─── Kaynak Metin ───

Oysa, İçtihadı Birleştirme Kararının konusu olan olay şudur.;
Muris, mirascıdan mal kaçırmak maksadıyla, aslında bağışladığı, tapuda kayıtlı bir taşınmazın, tapuda satış gibi gösterip bağışladığı kişi adına tescil ettirmektedir.
Bu işlem, nisbi muvazaanın bir örneğidir.
Böyle bir hukuki ilişkide, 2 işlem vardır. Birincisi görünen işlem olan satış aktidir. Tapuya tecsil edilmiştir. Fakat tarafların gerçek iradeleri satış olmadığı ve taraflar satış aktinde iradelerini birleştirmedikleri için, bu satış akti, BK.m .18 uyarınca muvazaa nedeniyle geçersizdir. Bu konuda doktrin ve uygulamada bir uyuşmazlık yoktur. Ve görülüyorki, burada M.K. m.5 delaletiyle BK.m .198 uygulanarak bu sonuca varılmaktadır.
İkincisi bağış aktidir. Diğer bir deyimle, muvazaalı satış akti ile örtülen gizli hibe akti, işbu örtülü, gizli hibe aktinin, aslıda geçerli bulunduğu da tartışmasızdır. 1.4.1974 tarih ve 1/2 sayılı Kararıda bunu böyle kabul ediyor. Zira, gerek bağışlayan muris, gerekse bağışlanan kişinin iradeleri, hibe konusunda birleşmiştir. İlke olarak, bu hibe, geçerli bir akittir. Nitekim, bu bağış, tapusuz bir taşınmaza veya menkul bir mala ilişkin bulunsa hiçbir sorun yoktur. Hibe akti, geçerli olacaktır. Fakat, hibe, bir tapulu taşınmaza ilişkin ise, 2644 sayılı Tapu Kanunu m. 26 ve Borçlar Kanunu m. 237 uyarınca, hibe aktinin resmi şekilde yapılması arağından, hibenin bu şekle uyulmaması nedeniyle, BK.m.11/2 uyarınca geçerli olup olmadığı sorunu gündeme gelmektedir.

─── Sağlanan Veriler ───

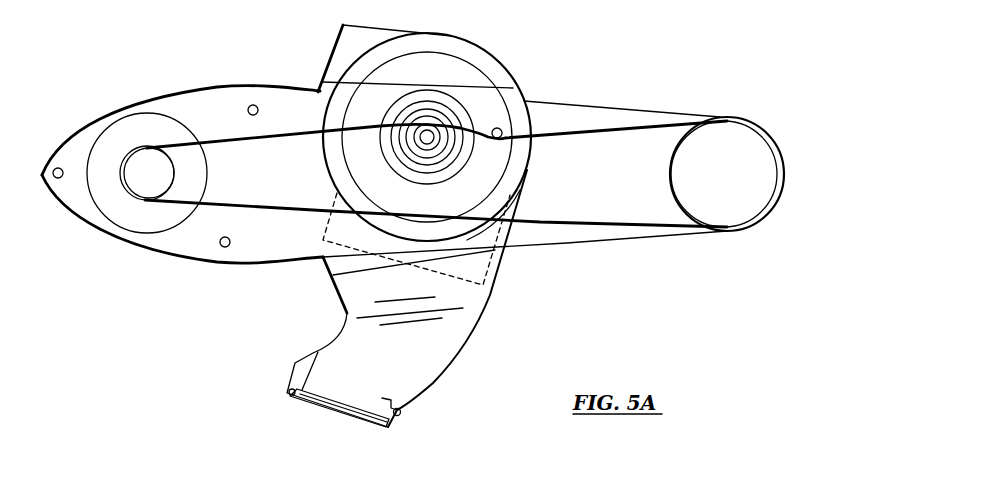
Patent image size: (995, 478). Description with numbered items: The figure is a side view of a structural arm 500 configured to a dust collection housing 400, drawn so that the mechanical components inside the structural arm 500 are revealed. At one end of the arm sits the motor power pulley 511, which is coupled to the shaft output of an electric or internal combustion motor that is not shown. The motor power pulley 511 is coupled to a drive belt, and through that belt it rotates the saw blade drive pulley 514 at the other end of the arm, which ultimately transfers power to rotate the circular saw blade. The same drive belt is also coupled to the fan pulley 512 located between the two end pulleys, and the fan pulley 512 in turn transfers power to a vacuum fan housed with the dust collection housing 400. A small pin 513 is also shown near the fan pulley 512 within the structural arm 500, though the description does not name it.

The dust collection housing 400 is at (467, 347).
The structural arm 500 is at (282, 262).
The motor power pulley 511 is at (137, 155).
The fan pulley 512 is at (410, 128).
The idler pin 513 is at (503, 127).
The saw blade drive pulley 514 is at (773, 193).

───
─── Sağlanan Veriler ───

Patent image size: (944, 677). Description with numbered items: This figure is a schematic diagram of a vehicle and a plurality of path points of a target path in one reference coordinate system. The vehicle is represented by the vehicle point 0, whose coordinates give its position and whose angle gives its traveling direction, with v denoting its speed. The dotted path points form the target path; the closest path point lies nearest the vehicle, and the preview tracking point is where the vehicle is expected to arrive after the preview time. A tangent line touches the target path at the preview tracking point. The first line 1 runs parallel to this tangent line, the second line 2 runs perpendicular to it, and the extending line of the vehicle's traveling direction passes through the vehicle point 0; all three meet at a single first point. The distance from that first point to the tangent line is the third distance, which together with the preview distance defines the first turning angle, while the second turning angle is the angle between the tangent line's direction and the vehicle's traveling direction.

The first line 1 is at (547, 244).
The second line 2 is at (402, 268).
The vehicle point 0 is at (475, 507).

───

§ Görevler ve Alıştırmalar:
• a. Muvazaa konulu kaynak metinde atıf yapılan kanun maddelerinin tamamını sıralayınız.
• b. Kaynak metne göre muris, bağışladığı tapulu taşınmazı hangi maksatla tapuda satış gibi göstermektedir?
• c. Muvazaalı satışla örtülen hibe hakkındaki kaynak metni, son cümlesinden sonra sürdürünüz.
Materyalin bu çalışmayla hiçbir ilgisi bulunmamaktadır.

§ Beklenen Yanıtlar:
• a. Borçlar Kanunu m.18; Medeni Kanun m.5; Borçlar Kanunu m.198; 2644 sayılı Tapu Kanunu m.26; Borçlar Kanunu m.237; Borçlar Kanunu m.11/2.

• b. Mirasçıdan mal kaçırmak maksadıyla.

• c.
BK. m.11/2 uyarınca bağışlama akti, tapulu taşınmaza teallük edip kanuni şekle uyulmamış olması nedeniyle, geçersizdir. Yani bağış akti vardır, fakat, biçim eksikliği nedeniyle geçersizdir. Demekki, burada geçersizlik sorunu, muvazaa nedeniyle değil, şekle aykırılık nedeniyle ortaya çıkmaktadır.
İşin bu noktasında, şekle aykırılık nedeniyle geçersizliğin, ne anlama geldiği konusu üzerinde durmak gerekir.
1.4.1974 T. ve 1/2 sayılı İçtihadı Birleştirme Kararında "... gizli aktin geçerli sayılabilmesi için, gizli akit, biçim koşuluna (şekil şartına) bağlı ise, biçim koşulunun da gerçekleşmiş olmasında zorunluk vardır. Aksi durumda hibe sözleşmesinin varlığından sözedilemez...." denilmiştir. Böylece, bu kararda, şekle aykırılık nedeniyle geçersizlik konusunda yokluk görüşü kabul edilmiş olmaktadır. Açıktır ki "Varlığından sözedilemez" demek "yok" demektir. Böylece, şekil, geçerlilik şartı değil, adeta aktin kuruluşuna ilişkin bir şart olarak kabul edilmiş ve Kanunun öngördüğü keşilde yapılmamış bir aktin, meydana gelmediği, kurulmadığı ilkesi benimsenmiş olmaktadır.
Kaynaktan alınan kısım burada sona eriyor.